* WHAT IS BEING ASKED *
Go through the material and pull out every line with the string "extreme" in it.

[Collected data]
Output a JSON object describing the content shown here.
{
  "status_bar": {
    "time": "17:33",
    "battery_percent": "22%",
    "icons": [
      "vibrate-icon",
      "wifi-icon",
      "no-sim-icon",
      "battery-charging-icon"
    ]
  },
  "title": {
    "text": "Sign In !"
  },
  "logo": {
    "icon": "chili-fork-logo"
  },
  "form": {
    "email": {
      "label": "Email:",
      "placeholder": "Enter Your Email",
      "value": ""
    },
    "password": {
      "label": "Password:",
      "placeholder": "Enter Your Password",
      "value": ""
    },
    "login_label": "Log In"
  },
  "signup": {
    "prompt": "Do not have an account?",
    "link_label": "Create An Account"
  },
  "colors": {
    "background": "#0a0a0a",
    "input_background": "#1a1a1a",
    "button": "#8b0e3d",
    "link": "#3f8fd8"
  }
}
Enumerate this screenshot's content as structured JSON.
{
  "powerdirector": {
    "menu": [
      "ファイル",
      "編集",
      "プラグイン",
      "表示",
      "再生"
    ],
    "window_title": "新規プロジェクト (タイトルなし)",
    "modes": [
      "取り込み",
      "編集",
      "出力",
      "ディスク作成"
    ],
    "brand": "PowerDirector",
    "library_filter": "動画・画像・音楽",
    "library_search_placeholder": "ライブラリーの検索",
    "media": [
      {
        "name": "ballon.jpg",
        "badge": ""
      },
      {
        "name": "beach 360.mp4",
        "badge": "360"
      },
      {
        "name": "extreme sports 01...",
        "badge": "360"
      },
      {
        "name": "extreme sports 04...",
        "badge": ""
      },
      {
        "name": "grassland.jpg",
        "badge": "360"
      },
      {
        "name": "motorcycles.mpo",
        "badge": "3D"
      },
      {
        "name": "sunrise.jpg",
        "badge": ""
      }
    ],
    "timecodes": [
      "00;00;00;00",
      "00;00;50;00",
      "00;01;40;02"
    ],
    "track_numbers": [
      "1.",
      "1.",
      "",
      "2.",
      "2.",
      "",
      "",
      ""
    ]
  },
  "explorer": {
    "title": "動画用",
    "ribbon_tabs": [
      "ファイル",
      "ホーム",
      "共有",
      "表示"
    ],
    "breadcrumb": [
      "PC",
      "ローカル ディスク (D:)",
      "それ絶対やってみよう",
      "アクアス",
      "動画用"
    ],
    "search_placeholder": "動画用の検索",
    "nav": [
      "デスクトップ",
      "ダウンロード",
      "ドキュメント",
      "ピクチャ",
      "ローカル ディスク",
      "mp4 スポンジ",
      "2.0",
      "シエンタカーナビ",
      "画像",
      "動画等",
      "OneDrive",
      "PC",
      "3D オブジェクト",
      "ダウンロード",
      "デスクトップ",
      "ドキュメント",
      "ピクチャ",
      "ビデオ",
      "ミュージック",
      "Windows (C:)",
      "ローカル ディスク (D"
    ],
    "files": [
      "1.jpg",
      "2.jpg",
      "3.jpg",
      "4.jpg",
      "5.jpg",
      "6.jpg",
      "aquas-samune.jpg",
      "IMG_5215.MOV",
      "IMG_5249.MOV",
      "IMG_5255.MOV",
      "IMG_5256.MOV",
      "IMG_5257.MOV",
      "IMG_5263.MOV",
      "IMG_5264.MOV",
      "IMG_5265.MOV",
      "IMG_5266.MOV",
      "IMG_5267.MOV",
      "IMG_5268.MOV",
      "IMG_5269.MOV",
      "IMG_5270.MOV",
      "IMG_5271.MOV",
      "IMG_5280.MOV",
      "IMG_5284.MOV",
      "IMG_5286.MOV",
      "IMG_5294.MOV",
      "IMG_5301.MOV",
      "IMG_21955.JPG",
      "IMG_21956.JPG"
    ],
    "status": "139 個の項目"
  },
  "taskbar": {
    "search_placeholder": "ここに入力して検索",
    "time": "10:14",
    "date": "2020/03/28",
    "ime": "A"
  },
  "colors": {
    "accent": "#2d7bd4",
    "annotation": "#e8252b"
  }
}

* RESULT FOR THIS EXERCISE *
        "name": "extreme sports 01...",
        "name": "extreme sports 04...",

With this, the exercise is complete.